▸ **Excerpted records**
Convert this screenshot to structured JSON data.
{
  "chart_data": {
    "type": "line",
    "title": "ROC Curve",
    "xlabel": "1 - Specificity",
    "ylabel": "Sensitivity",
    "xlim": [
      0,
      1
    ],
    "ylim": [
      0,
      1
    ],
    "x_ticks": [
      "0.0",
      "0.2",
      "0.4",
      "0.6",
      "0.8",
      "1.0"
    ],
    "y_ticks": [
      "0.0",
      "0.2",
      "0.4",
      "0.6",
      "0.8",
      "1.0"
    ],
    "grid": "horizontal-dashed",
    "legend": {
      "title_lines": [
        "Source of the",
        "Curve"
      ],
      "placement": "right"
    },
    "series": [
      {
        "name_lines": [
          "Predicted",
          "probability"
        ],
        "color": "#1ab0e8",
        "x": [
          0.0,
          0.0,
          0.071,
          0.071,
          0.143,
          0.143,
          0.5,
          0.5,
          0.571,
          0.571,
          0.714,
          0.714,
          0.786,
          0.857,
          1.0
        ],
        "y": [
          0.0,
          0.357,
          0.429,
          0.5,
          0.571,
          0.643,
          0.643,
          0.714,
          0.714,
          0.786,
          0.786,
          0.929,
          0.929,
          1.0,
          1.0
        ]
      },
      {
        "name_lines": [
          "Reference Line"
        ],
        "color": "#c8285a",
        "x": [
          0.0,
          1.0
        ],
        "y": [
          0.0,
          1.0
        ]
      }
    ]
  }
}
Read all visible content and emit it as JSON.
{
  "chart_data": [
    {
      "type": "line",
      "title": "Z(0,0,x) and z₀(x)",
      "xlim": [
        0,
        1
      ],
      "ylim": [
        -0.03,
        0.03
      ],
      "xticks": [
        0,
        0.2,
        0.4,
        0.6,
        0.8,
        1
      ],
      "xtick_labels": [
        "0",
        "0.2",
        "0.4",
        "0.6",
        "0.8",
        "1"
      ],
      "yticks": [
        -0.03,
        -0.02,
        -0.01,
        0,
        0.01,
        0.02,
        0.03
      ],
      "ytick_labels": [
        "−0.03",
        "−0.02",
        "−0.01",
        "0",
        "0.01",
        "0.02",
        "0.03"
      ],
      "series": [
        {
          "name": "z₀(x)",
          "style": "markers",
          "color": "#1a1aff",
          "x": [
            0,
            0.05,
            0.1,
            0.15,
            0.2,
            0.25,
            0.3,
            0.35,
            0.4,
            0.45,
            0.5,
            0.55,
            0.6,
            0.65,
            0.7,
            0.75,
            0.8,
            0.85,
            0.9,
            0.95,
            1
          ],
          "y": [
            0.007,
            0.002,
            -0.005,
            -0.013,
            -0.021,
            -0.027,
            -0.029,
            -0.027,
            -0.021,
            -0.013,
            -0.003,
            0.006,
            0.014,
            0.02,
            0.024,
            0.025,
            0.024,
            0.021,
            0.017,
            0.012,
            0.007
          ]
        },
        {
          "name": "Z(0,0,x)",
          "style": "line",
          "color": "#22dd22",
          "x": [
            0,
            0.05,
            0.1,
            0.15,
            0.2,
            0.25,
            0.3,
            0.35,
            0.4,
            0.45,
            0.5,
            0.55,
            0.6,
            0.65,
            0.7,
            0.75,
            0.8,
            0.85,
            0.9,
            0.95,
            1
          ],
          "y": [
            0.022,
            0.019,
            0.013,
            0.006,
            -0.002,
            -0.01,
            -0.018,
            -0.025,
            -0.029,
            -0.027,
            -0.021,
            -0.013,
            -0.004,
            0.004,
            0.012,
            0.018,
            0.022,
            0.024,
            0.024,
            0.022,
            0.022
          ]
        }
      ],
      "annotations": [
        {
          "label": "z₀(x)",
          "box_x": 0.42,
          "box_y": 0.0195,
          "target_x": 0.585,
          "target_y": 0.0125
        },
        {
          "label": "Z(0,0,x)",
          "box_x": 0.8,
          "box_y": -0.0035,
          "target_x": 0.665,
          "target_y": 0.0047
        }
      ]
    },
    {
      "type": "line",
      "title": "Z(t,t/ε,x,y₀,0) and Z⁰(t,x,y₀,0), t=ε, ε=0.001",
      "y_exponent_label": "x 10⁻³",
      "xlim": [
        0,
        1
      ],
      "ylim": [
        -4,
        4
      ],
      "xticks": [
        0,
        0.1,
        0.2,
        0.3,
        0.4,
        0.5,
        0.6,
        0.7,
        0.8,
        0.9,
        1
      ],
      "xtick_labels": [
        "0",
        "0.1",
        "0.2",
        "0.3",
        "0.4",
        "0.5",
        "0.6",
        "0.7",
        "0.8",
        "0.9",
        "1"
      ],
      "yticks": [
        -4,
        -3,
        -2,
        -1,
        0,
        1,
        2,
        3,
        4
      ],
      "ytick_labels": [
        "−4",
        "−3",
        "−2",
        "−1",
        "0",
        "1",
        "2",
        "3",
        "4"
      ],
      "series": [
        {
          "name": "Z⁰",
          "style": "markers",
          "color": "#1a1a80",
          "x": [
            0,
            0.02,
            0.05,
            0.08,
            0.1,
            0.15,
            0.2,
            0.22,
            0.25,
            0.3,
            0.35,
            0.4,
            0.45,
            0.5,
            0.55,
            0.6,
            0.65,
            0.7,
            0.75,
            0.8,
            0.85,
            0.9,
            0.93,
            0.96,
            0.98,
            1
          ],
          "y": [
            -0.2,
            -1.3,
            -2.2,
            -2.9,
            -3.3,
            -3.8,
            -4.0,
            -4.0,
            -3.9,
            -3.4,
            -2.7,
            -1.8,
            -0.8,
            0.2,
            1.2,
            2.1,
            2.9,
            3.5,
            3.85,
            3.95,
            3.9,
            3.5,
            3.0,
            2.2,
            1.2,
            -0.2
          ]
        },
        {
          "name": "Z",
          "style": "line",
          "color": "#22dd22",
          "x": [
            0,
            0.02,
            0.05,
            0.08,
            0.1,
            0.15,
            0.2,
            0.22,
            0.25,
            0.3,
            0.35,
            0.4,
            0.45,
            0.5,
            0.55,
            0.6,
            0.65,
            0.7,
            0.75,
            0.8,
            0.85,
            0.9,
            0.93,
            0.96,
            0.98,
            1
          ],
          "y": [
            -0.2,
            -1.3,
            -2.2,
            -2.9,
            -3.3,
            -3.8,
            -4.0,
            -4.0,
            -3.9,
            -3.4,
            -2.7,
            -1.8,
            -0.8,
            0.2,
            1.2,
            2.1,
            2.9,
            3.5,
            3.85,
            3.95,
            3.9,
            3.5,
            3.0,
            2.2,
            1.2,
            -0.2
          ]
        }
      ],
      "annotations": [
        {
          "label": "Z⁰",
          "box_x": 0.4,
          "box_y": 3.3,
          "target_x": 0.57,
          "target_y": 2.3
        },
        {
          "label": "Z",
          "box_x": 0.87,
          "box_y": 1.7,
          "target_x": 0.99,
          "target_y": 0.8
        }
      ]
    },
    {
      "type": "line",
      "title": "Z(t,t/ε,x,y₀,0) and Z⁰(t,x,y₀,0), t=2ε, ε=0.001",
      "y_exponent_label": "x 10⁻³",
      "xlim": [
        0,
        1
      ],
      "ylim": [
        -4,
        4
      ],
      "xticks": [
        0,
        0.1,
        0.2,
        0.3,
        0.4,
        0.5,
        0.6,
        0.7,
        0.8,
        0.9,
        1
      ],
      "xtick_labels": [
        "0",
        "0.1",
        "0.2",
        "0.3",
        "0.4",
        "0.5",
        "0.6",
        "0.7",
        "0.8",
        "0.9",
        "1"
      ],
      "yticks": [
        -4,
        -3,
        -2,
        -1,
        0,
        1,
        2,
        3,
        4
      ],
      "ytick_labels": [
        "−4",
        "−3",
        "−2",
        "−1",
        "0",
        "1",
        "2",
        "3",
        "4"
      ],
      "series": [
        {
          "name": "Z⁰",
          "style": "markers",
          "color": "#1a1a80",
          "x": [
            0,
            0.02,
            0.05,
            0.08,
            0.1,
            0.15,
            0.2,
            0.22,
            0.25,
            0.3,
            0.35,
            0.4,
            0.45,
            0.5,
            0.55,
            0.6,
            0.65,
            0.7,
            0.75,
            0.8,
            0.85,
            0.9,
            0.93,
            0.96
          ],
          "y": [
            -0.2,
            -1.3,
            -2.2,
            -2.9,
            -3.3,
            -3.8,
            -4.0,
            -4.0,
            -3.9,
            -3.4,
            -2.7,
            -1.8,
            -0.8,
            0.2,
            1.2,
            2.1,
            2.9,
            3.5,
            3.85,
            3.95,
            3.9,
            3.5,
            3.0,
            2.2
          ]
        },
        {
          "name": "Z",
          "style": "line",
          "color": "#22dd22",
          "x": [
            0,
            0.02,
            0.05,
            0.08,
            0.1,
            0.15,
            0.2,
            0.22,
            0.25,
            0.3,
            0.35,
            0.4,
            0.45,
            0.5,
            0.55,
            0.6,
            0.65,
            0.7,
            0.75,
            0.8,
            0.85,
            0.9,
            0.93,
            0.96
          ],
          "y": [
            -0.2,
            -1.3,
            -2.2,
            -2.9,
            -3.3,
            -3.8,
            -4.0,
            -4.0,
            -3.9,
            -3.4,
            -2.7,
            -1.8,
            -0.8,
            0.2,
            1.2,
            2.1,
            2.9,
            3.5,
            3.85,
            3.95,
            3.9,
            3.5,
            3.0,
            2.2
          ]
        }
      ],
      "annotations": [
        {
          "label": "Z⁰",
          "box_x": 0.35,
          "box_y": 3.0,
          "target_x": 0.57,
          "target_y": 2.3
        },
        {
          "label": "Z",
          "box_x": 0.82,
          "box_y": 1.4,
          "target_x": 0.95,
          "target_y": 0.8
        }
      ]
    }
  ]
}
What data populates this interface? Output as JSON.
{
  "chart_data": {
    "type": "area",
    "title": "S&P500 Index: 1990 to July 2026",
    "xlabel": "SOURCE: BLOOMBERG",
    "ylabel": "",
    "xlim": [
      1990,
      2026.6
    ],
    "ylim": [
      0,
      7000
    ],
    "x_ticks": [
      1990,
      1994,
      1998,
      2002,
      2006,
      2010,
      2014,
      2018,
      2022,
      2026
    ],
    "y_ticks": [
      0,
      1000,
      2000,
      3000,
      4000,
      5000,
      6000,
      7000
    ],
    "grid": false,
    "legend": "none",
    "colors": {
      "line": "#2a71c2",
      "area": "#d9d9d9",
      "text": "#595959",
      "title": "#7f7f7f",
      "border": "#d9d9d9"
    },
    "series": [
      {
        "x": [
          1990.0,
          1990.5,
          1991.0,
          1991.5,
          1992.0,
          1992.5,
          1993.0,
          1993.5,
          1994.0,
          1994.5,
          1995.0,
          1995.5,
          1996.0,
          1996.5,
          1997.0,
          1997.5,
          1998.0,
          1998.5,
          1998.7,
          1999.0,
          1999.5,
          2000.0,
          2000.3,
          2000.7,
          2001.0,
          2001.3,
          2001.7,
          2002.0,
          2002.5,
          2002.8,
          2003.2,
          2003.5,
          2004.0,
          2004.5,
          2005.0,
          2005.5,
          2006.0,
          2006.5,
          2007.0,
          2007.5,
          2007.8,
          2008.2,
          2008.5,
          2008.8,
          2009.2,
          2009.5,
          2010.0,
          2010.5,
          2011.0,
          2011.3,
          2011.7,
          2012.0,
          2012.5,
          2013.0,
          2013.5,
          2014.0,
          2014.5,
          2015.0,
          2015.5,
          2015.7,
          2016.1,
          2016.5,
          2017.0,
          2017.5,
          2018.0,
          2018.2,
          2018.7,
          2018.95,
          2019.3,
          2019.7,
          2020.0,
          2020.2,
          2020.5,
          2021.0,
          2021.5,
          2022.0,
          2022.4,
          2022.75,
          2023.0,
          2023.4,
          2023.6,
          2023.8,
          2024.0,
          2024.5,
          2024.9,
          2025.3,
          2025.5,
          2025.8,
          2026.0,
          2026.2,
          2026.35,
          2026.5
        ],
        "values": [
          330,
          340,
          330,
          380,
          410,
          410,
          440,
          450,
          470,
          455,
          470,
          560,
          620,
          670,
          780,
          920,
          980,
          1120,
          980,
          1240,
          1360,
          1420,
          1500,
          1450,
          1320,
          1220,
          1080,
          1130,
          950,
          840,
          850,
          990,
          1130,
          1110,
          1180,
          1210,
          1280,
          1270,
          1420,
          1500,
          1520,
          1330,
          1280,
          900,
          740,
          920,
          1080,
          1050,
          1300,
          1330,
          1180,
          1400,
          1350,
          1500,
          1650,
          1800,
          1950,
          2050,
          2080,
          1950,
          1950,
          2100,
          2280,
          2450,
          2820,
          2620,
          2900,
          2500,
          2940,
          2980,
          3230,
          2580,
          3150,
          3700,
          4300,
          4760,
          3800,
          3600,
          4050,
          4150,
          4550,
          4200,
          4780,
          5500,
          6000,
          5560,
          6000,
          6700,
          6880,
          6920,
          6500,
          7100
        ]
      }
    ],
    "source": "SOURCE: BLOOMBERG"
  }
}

▸ **Exercise objective**
Of the lines above, how many hold the string "xlabel"? Answer with only the number.

▸ **Exercise result**
2